§ Requirement
Exclude pictures; retype the lines below from the line containing "Transcribe this image's" through the end of the records, both ends kept.

BEGIN Record set

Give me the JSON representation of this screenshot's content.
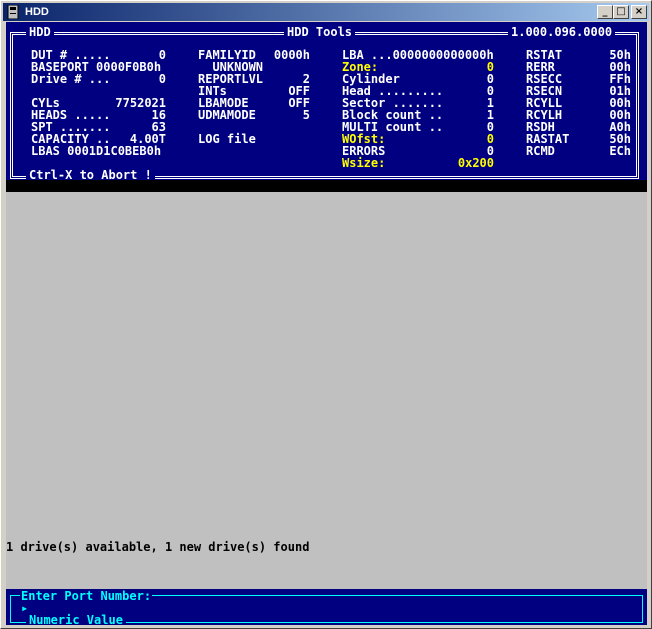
{
  "window": {
    "title": "HDD",
    "buttons": [
      "_",
      "□",
      "×"
    ]
  },
  "header": {
    "left": "HDD",
    "center": "HDD Tools",
    "right": "1.000.096.0000",
    "footer": "Ctrl-X to Abort !"
  },
  "col1": [
    [
      "DUT # .....",
      "0"
    ],
    [
      "BASEPORT 0000F0B0h",
      ""
    ],
    [
      "Drive # ...",
      "0"
    ],
    [
      "",
      ""
    ],
    [
      "CYLs",
      "7752021"
    ],
    [
      "HEADS .....",
      "16"
    ],
    [
      "SPT .......",
      "63"
    ],
    [
      "CAPACITY ..",
      "4.00T"
    ],
    [
      "LBAS 0001D1C0BEB0h",
      ""
    ]
  ],
  "col2": [
    [
      "FAMILYID",
      "0000h"
    ],
    [
      "  UNKNOWN",
      ""
    ],
    [
      "REPORTLVL",
      "2"
    ],
    [
      "INTs",
      "OFF"
    ],
    [
      "LBAMODE",
      "OFF"
    ],
    [
      "UDMAMODE",
      "5"
    ],
    [
      "",
      ""
    ],
    [
      "LOG file",
      ""
    ]
  ],
  "col3": [
    [
      "LBA ...0000000000000h",
      "",
      false
    ],
    [
      "Zone:",
      "0",
      true
    ],
    [
      "Cylinder",
      "0",
      false
    ],
    [
      "Head .........",
      "0",
      false
    ],
    [
      "Sector .......",
      "1",
      false
    ],
    [
      "Block count ..",
      "1",
      false
    ],
    [
      "MULTI count ..",
      "0",
      false
    ],
    [
      "WOfst:",
      "0",
      true
    ],
    [
      "ERRORS",
      "0",
      false
    ],
    [
      "Wsize:",
      "0x200",
      true
    ]
  ],
  "col4": [
    [
      "RSTAT",
      "50h"
    ],
    [
      "RERR",
      "00h"
    ],
    [
      "RSECC",
      "FFh"
    ],
    [
      "RSECN",
      "01h"
    ],
    [
      "RCYLL",
      "00h"
    ],
    [
      "RCYLH",
      "00h"
    ],
    [
      "RSDH",
      "A0h"
    ],
    [
      "RASTAT",
      "50h"
    ],
    [
      "RCMD",
      "ECh"
    ]
  ],
  "message": "1 drive(s) available, 1 new drive(s) found",
  "prompt": {
    "label": "Enter Port Number:",
    "cursor": "▸",
    "hint": "Numeric Value"
  }
}
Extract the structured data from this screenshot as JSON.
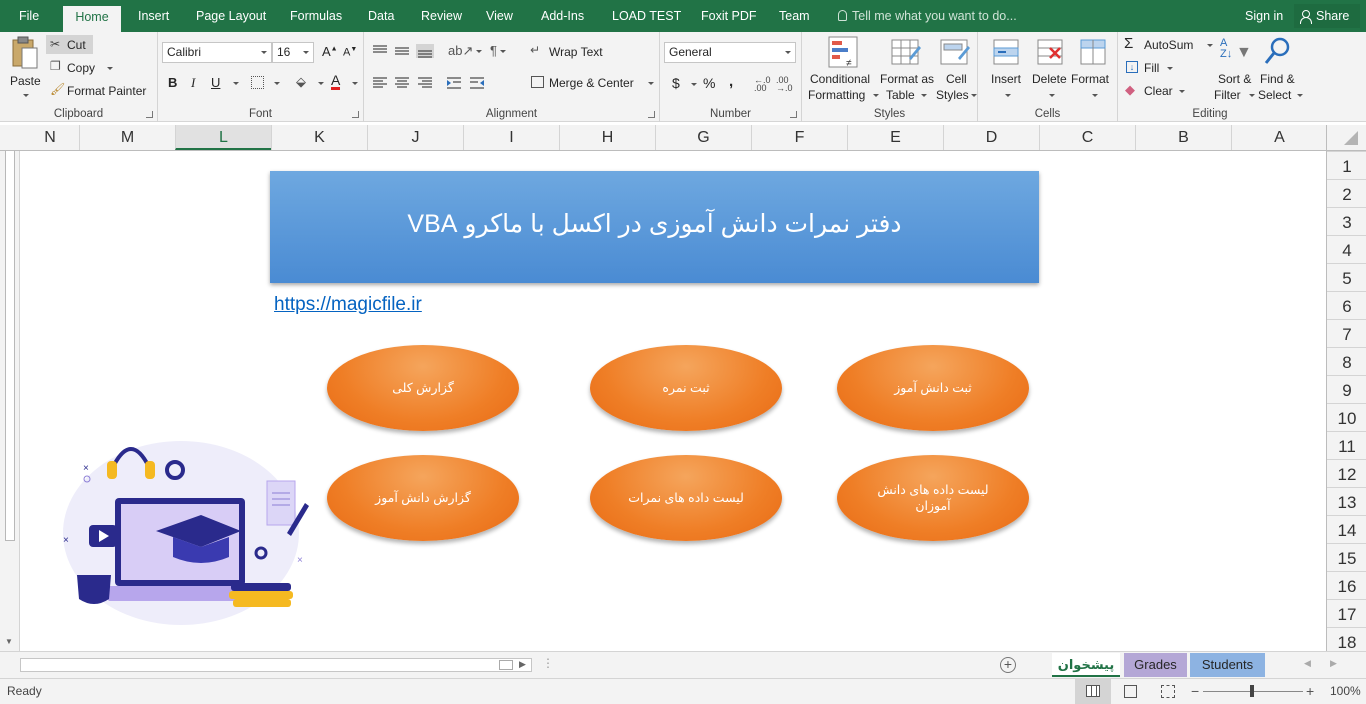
{
  "ribbon_tabs": {
    "file": "File",
    "home": "Home",
    "insert": "Insert",
    "page_layout": "Page Layout",
    "formulas": "Formulas",
    "data": "Data",
    "review": "Review",
    "view": "View",
    "addins": "Add-Ins",
    "load_test": "LOAD TEST",
    "foxit": "Foxit PDF",
    "team": "Team"
  },
  "tell_me": "Tell me what you want to do...",
  "sign_in": "Sign in",
  "share": "Share",
  "clipboard": {
    "paste": "Paste",
    "cut": "Cut",
    "copy": "Copy",
    "format_painter": "Format Painter",
    "label": "Clipboard"
  },
  "font": {
    "name": "Calibri",
    "size": "16",
    "bold": "B",
    "italic": "I",
    "underline": "U",
    "label": "Font"
  },
  "alignment": {
    "wrap_text": "Wrap Text",
    "merge_center": "Merge & Center",
    "label": "Alignment"
  },
  "number": {
    "format": "General",
    "currency": "$",
    "percent": "%",
    "comma": ",",
    "label": "Number"
  },
  "styles": {
    "conditional_1": "Conditional",
    "conditional_2": "Formatting",
    "format_table_1": "Format as",
    "format_table_2": "Table",
    "cell_styles_1": "Cell",
    "cell_styles_2": "Styles",
    "label": "Styles"
  },
  "cells": {
    "insert": "Insert",
    "delete": "Delete",
    "format": "Format",
    "label": "Cells"
  },
  "editing": {
    "autosum": "AutoSum",
    "fill": "Fill",
    "clear": "Clear",
    "sort_1": "Sort &",
    "sort_2": "Filter",
    "find_1": "Find &",
    "find_2": "Select",
    "label": "Editing"
  },
  "columns": [
    "N",
    "M",
    "L",
    "K",
    "J",
    "I",
    "H",
    "G",
    "F",
    "E",
    "D",
    "C",
    "B",
    "A"
  ],
  "selected_column": "L",
  "rows": [
    "1",
    "2",
    "3",
    "4",
    "5",
    "6",
    "7",
    "8",
    "9",
    "10",
    "11",
    "12",
    "13",
    "14",
    "15",
    "16",
    "17",
    "18"
  ],
  "sheet": {
    "title": "دفتر نمرات دانش آموزی در اکسل با ماکرو VBA",
    "link": "https://magicfile.ir",
    "buttons": {
      "general_report": "گزارش کلی",
      "record_grade": "ثبت نمره",
      "record_student": "ثبت دانش آموز",
      "student_report": "گزارش دانش آموز",
      "grades_list": "لیست داده های نمرات",
      "students_list": "لیست داده های دانش آموزان"
    }
  },
  "sheet_tabs": {
    "main": "پیشخوان",
    "grades": "Grades",
    "students": "Students"
  },
  "status": {
    "ready": "Ready",
    "zoom": "100%"
  },
  "colors": {
    "excel_green": "#217346",
    "banner_blue": "#5b9bd5",
    "oval_orange": "#ed7d31",
    "grades_tab": "#b4a7d6",
    "students_tab": "#8db3e2"
  }
}
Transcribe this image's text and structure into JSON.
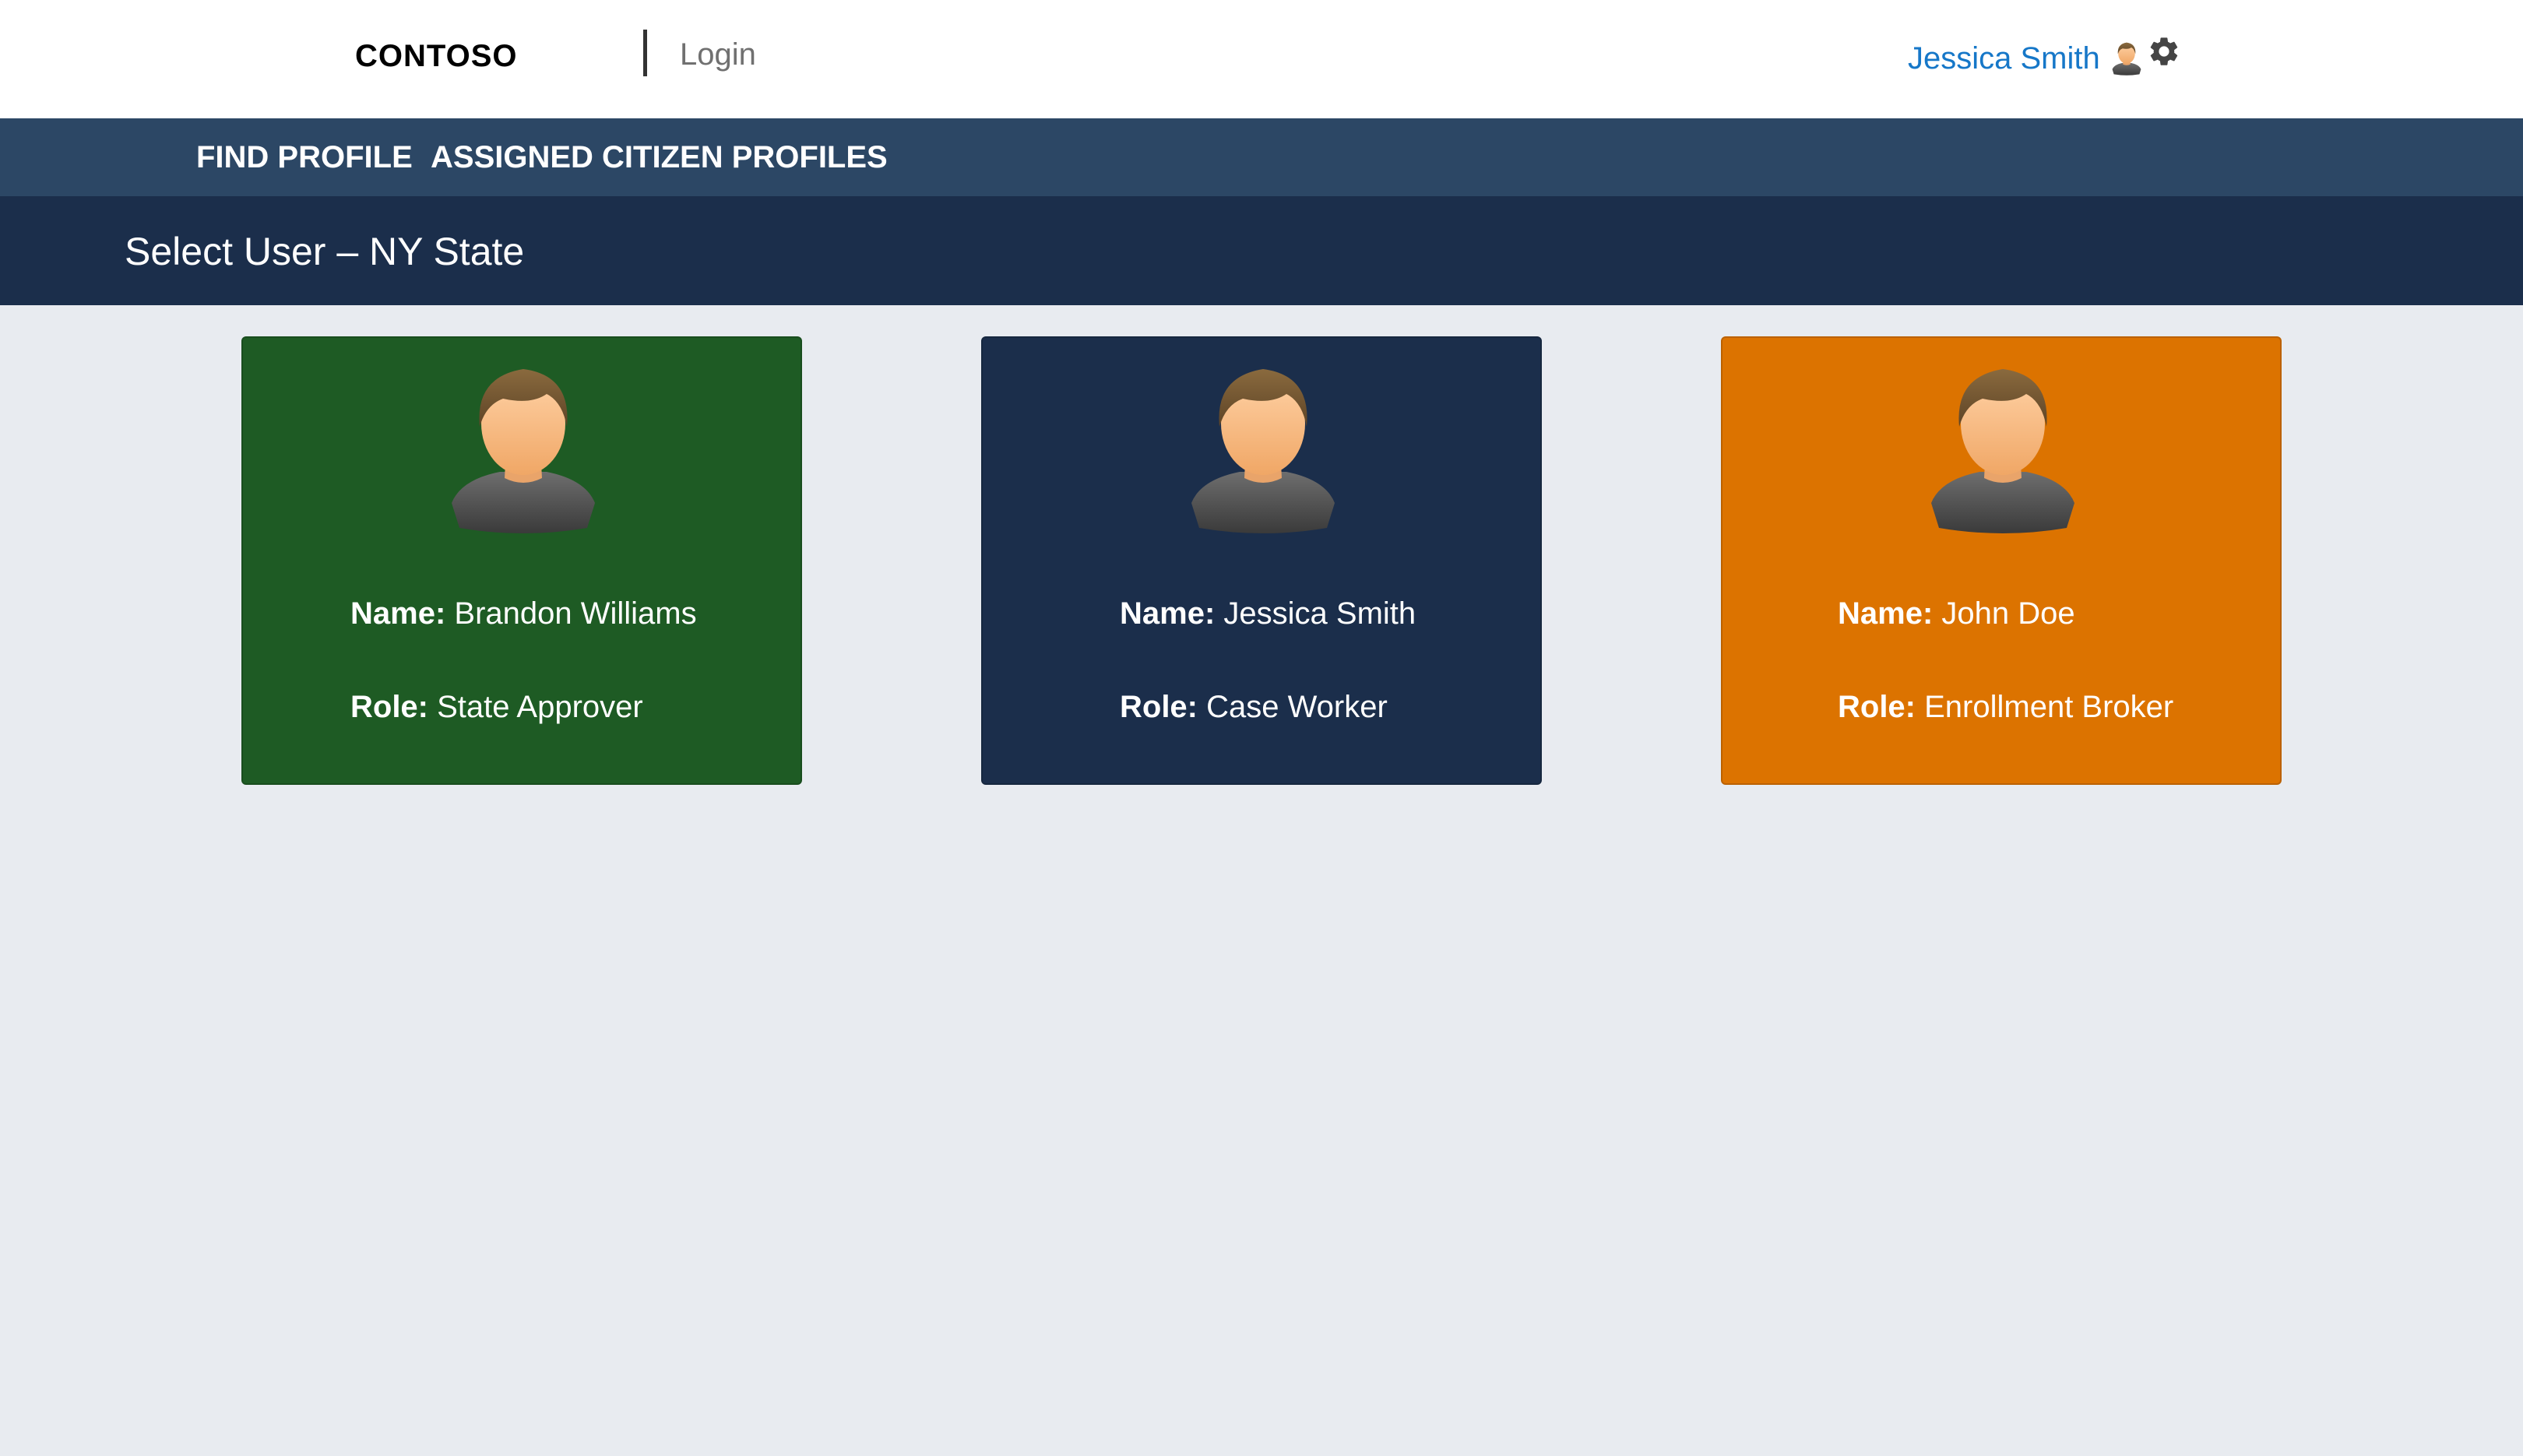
{
  "header": {
    "brand": "CONTOSO",
    "login_label": "Login",
    "user_name": "Jessica Smith",
    "user_icon": "user-avatar-icon",
    "settings_icon": "gear-icon"
  },
  "nav": {
    "items": [
      {
        "label": "FIND PROFILE"
      },
      {
        "label": "ASSIGNED CITIZEN PROFILES"
      }
    ]
  },
  "page": {
    "title": "Select User – NY State"
  },
  "cards": [
    {
      "name_label": "Name:",
      "name": "Brandon Williams",
      "role_label": "Role:",
      "role": "State Approver",
      "color": "#1e5b24"
    },
    {
      "name_label": "Name:",
      "name": "Jessica Smith",
      "role_label": "Role:",
      "role": "Case Worker",
      "color": "#1b2e4b"
    },
    {
      "name_label": "Name:",
      "name": "John Doe",
      "role_label": "Role:",
      "role": "Enrollment Broker",
      "color": "#dc7300"
    }
  ],
  "colors": {
    "header_bg": "#ffffff",
    "nav_bg": "#2c4765",
    "title_bar_bg": "#1b2e4b",
    "page_bg": "#e8ebf0",
    "link": "#1677c8"
  }
}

END Record set

§ Task solution
Transcribe this image's text and structure into JSON.
{
  "header": {
    "brand": "CONTOSO",
    "login_label": "Login",
    "user_name": "Jessica Smith",
    "user_icon": "user-avatar-icon",
    "settings_icon": "gear-icon"
  },
  "nav": {
    "items": [
      {
        "label": "FIND PROFILE"
      },
      {
        "label": "ASSIGNED CITIZEN PROFILES"
      }
    ]
  },
  "page": {
    "title": "Select User – NY State"
  },
  "cards": [
    {
      "name_label": "Name:",
      "name": "Brandon Williams",
      "role_label": "Role:",
      "role": "State Approver",
      "color": "#1e5b24"
    },
    {
      "name_label": "Name:",
      "name": "Jessica Smith",
      "role_label": "Role:",
      "role": "Case Worker",
      "color": "#1b2e4b"
    },
    {
      "name_label": "Name:",
      "name": "John Doe",
      "role_label": "Role:",
      "role": "Enrollment Broker",
      "color": "#dc7300"
    }
  ],
  "colors": {
    "header_bg": "#ffffff",
    "nav_bg": "#2c4765",
    "title_bar_bg": "#1b2e4b",
    "page_bg": "#e8ebf0",
    "link": "#1677c8"
  }
}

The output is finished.